───── Record extracts ─────
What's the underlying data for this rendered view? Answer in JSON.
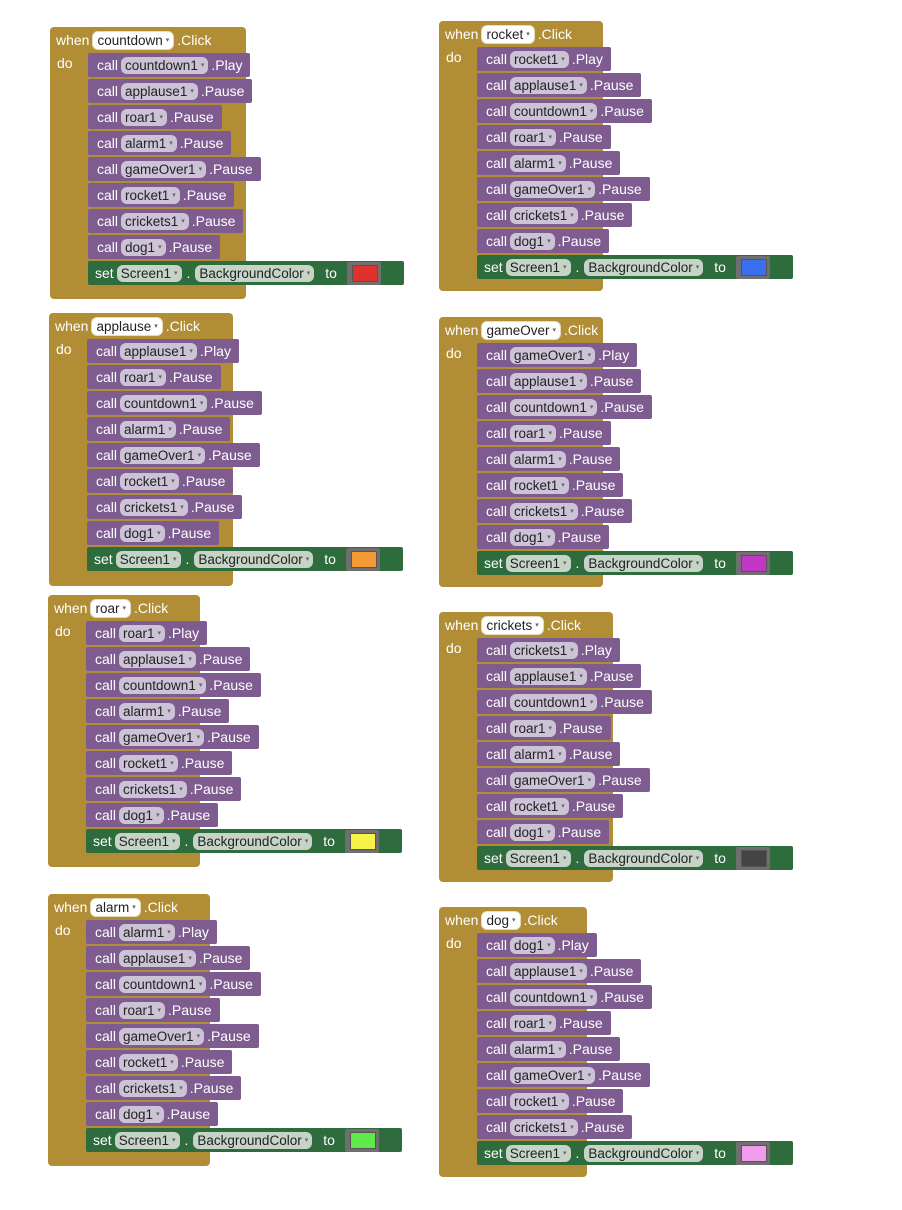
{
  "labels": {
    "when": "when",
    "do": "do",
    "call": "call",
    "set": "set",
    "to": "to",
    "click": ".Click",
    "play": ".Play",
    "pause": ".Pause",
    "dot": "."
  },
  "setter": {
    "component": "Screen1",
    "property": "BackgroundColor"
  },
  "blocks": [
    {
      "event": "countdown",
      "play": "countdown1",
      "pauses": [
        "applause1",
        "roar1",
        "alarm1",
        "gameOver1",
        "rocket1",
        "crickets1",
        "dog1"
      ],
      "color": "#e0322d"
    },
    {
      "event": "rocket",
      "play": "rocket1",
      "pauses": [
        "applause1",
        "countdown1",
        "roar1",
        "alarm1",
        "gameOver1",
        "crickets1",
        "dog1"
      ],
      "color": "#3c6ef0"
    },
    {
      "event": "applause",
      "play": "applause1",
      "pauses": [
        "roar1",
        "countdown1",
        "alarm1",
        "gameOver1",
        "rocket1",
        "crickets1",
        "dog1"
      ],
      "color": "#f29a35"
    },
    {
      "event": "gameOver",
      "play": "gameOver1",
      "pauses": [
        "applause1",
        "countdown1",
        "roar1",
        "alarm1",
        "rocket1",
        "crickets1",
        "dog1"
      ],
      "color": "#c136c6"
    },
    {
      "event": "roar",
      "play": "roar1",
      "pauses": [
        "applause1",
        "countdown1",
        "alarm1",
        "gameOver1",
        "rocket1",
        "crickets1",
        "dog1"
      ],
      "color": "#f5f347"
    },
    {
      "event": "crickets",
      "play": "crickets1",
      "pauses": [
        "applause1",
        "countdown1",
        "roar1",
        "alarm1",
        "gameOver1",
        "rocket1",
        "dog1"
      ],
      "color": "#444444"
    },
    {
      "event": "alarm",
      "play": "alarm1",
      "pauses": [
        "applause1",
        "countdown1",
        "roar1",
        "gameOver1",
        "rocket1",
        "crickets1",
        "dog1"
      ],
      "color": "#5fea4a"
    },
    {
      "event": "dog",
      "play": "dog1",
      "pauses": [
        "applause1",
        "countdown1",
        "roar1",
        "alarm1",
        "gameOver1",
        "rocket1",
        "crickets1"
      ],
      "color": "#f29cec"
    }
  ]
}
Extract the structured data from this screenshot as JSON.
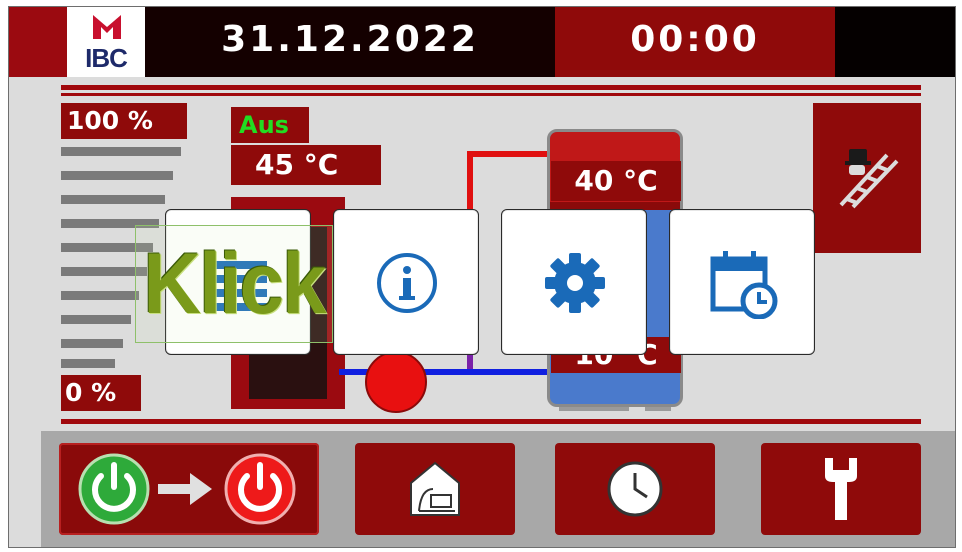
{
  "header": {
    "logo_text": "IBC",
    "date": "31.12.2022",
    "time": "00:00"
  },
  "level_gauge": {
    "top_label": "100 %",
    "bottom_label": "0 %"
  },
  "boiler": {
    "status": "Aus",
    "temperature": "45 °C"
  },
  "tank": {
    "top_temperature": "40 °C",
    "bottom_temperature": "10 °C"
  },
  "overlay": {
    "klick_label": "Klick",
    "menu_tiles": [
      "list-icon",
      "info-icon",
      "gear-icon",
      "calendar-clock-icon"
    ]
  },
  "bottom_nav": [
    "power-switch-icon",
    "house-heating-icon",
    "clock-icon",
    "wrench-icon"
  ],
  "colors": {
    "accent_red": "#8f0a0a",
    "status_green": "#22dd22",
    "icon_blue": "#1a6ab8"
  }
}
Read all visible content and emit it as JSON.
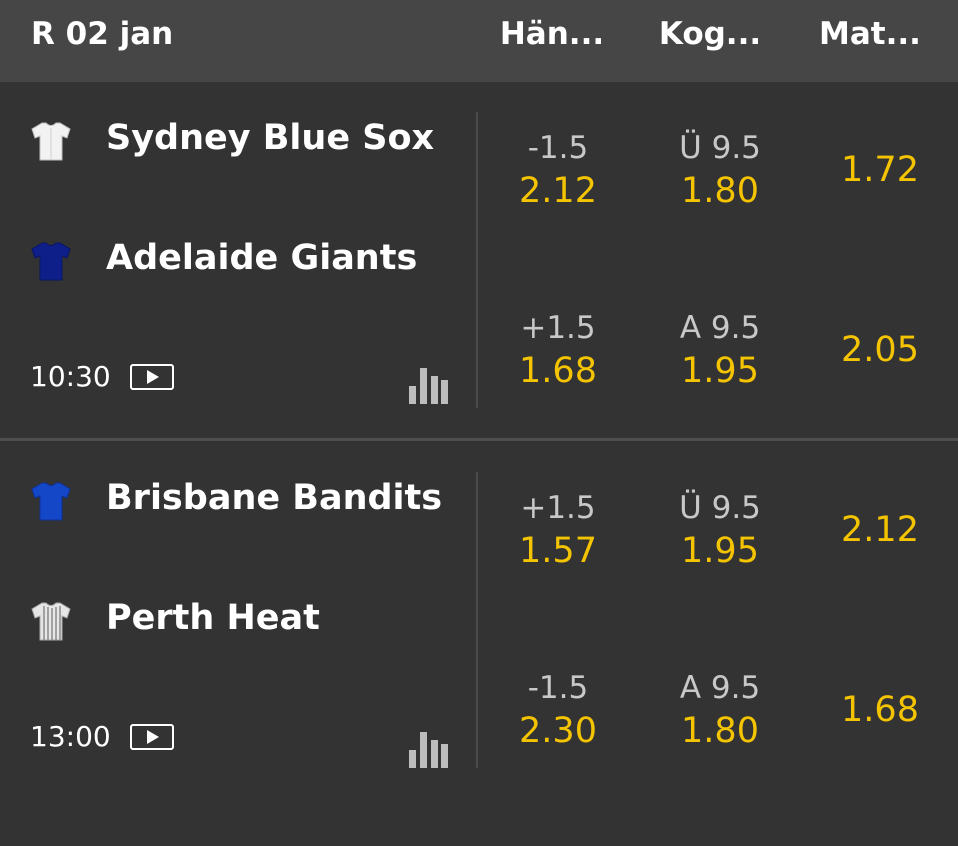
{
  "header": {
    "date": "R 02 jan",
    "columns": [
      "Hän...",
      "Kog...",
      "Mat..."
    ]
  },
  "events": [
    {
      "time": "10:30",
      "teams": [
        {
          "name": "Sydney Blue Sox",
          "jersey_icon": "white-jersey-icon",
          "jersey_color": "#f2f2f2"
        },
        {
          "name": "Adelaide Giants",
          "jersey_icon": "navy-jersey-icon",
          "jersey_color": "#0f1f8a"
        }
      ],
      "handicap": [
        {
          "line": "-1.5",
          "odds": "2.12"
        },
        {
          "line": "+1.5",
          "odds": "1.68"
        }
      ],
      "total": [
        {
          "line": "Ü 9.5",
          "odds": "1.80"
        },
        {
          "line": "A 9.5",
          "odds": "1.95"
        }
      ],
      "match": [
        "1.72",
        "2.05"
      ]
    },
    {
      "time": "13:00",
      "teams": [
        {
          "name": "Brisbane Bandits",
          "jersey_icon": "blue-jersey-icon",
          "jersey_color": "#1446c8"
        },
        {
          "name": "Perth Heat",
          "jersey_icon": "striped-jersey-icon",
          "jersey_color": "#dcdcdc"
        }
      ],
      "handicap": [
        {
          "line": "+1.5",
          "odds": "1.57"
        },
        {
          "line": "-1.5",
          "odds": "2.30"
        }
      ],
      "total": [
        {
          "line": "Ü 9.5",
          "odds": "1.95"
        },
        {
          "line": "A 9.5",
          "odds": "1.80"
        }
      ],
      "match": [
        "2.12",
        "1.68"
      ]
    }
  ],
  "colors": {
    "odds": "#f5c400",
    "background": "#333333",
    "header_background": "#464646"
  }
}
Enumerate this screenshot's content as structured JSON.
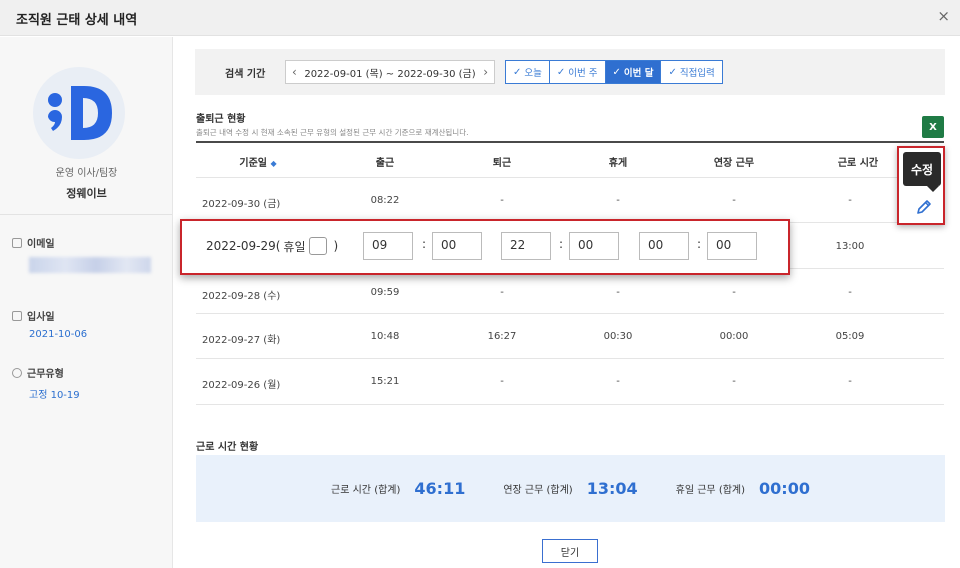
{
  "header": {
    "title": "조직원 근태 상세 내역",
    "close_icon": "×"
  },
  "sidebar": {
    "role": "운영 이사/팀장",
    "name": "정웨이브",
    "email_label": "이메일",
    "join_label": "입사일",
    "join_value": "2021-10-06",
    "worktype_label": "근무유형",
    "worktype_value": "고정 10-19"
  },
  "search": {
    "label": "검색 기간",
    "date_range": "2022-09-01 (목) ~ 2022-09-30 (금)",
    "prev_icon": "‹",
    "next_icon": "›",
    "segments": [
      "오늘",
      "이번 주",
      "이번 달",
      "직접입력"
    ],
    "active_segment": "이번 달"
  },
  "section": {
    "title": "출퇴근 현황",
    "subtitle": "출퇴근 내역 수정 시 현재 소속된 근무 유형의 설정된 근무 시간 기준으로 재계산됩니다.",
    "excel_icon": "X"
  },
  "table": {
    "columns": [
      "기준일",
      "출근",
      "퇴근",
      "휴게",
      "연장 근무",
      "근로 시간"
    ],
    "sort_icon": "◆",
    "rows": [
      {
        "date": "2022-09-30 (금)",
        "in": "08:22",
        "out": "-",
        "rest": "-",
        "overtime": "-",
        "work": "-"
      },
      {
        "date": "2022-09-28 (수)",
        "in": "09:59",
        "out": "-",
        "rest": "-",
        "overtime": "-",
        "work": "-"
      },
      {
        "date": "2022-09-27 (화)",
        "in": "10:48",
        "out": "16:27",
        "rest": "00:30",
        "overtime": "00:00",
        "work": "05:09"
      },
      {
        "date": "2022-09-26 (월)",
        "in": "15:21",
        "out": "-",
        "rest": "-",
        "overtime": "-",
        "work": "-"
      }
    ],
    "edit_row": {
      "date": "2022-09-29(",
      "holiday_label": "휴일",
      "close_paren": ")",
      "in_h": "09",
      "in_m": "00",
      "out_h": "22",
      "out_m": "00",
      "rest_h": "00",
      "rest_m": "00",
      "colon": ":",
      "work": "13:00"
    }
  },
  "tooltip": {
    "label": "수정"
  },
  "summary": {
    "title": "근로 시간 현황",
    "items": [
      {
        "label": "근로 시간 (합계)",
        "value": "46:11"
      },
      {
        "label": "연장 근무 (합계)",
        "value": "13:04"
      },
      {
        "label": "휴일 근무 (합계)",
        "value": "00:00"
      }
    ]
  },
  "footer": {
    "close_label": "닫기"
  },
  "colors": {
    "accent": "#2f6fd0",
    "highlight": "#c9252b",
    "excel": "#1f7b45"
  }
}
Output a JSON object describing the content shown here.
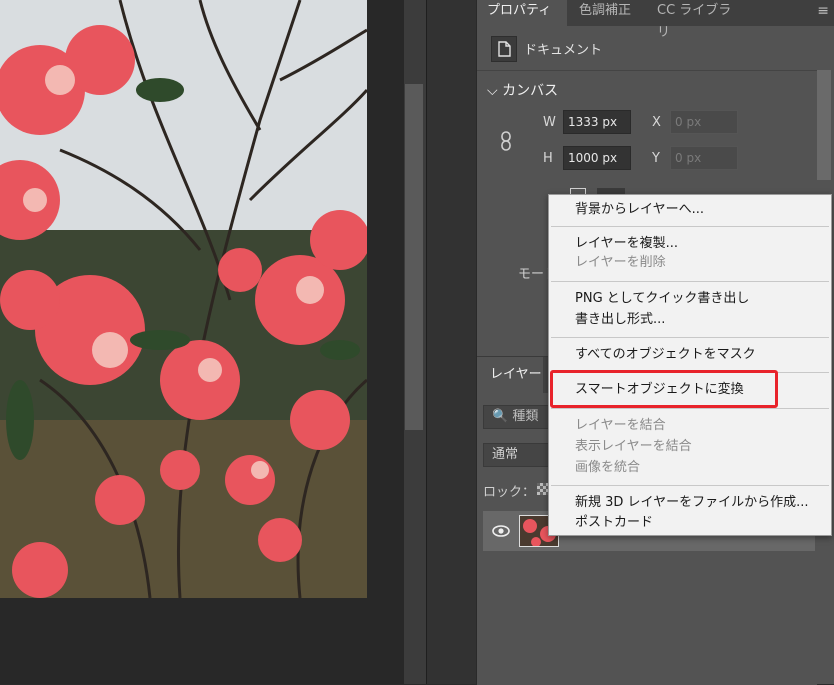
{
  "properties_tabs": [
    {
      "label": "プロパティ",
      "active": true
    },
    {
      "label": "色調補正",
      "active": false
    },
    {
      "label": "CC ライブラリ",
      "active": false
    }
  ],
  "document": {
    "label": "ドキュメント"
  },
  "canvas": {
    "section_title": "カンバス",
    "width_label": "W",
    "width_value": "1333 px",
    "height_label": "H",
    "height_value": "1000 px",
    "x_label": "X",
    "x_placeholder": "0 px",
    "y_label": "Y",
    "y_placeholder": "0 px",
    "mode_label": "モード"
  },
  "layers_panel": {
    "tab_label": "レイヤー",
    "kind_label": "種類",
    "blend_mode": "通常",
    "lock_label": "ロック："
  },
  "context_menu": {
    "items": [
      {
        "label": "背景からレイヤーへ...",
        "disabled": false
      },
      {
        "label": "レイヤーを複製...",
        "disabled": false
      },
      {
        "label": "レイヤーを削除",
        "disabled": true
      },
      {
        "label": "PNG としてクイック書き出し",
        "disabled": false
      },
      {
        "label": "書き出し形式...",
        "disabled": false
      },
      {
        "label": "すべてのオブジェクトをマスク",
        "disabled": false
      },
      {
        "label": "スマートオブジェクトに変換",
        "disabled": false
      },
      {
        "label": "レイヤーを結合",
        "disabled": true
      },
      {
        "label": "表示レイヤーを結合",
        "disabled": true
      },
      {
        "label": "画像を統合",
        "disabled": true
      },
      {
        "label": "新規 3D レイヤーをファイルから作成...",
        "disabled": false
      },
      {
        "label": "ポストカード",
        "disabled": false
      }
    ]
  },
  "colors": {
    "highlight": "#e8232b",
    "panel_bg": "#535353",
    "menu_bg": "#f2f2f2"
  }
}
─────
» **What the exercise asks**
Select every line in the records above that contains the word "screenshot".

» **Result of this task**
Extract the structured data from this screenshot as JSON.
Enumerate this screenshot's content as structured JSON.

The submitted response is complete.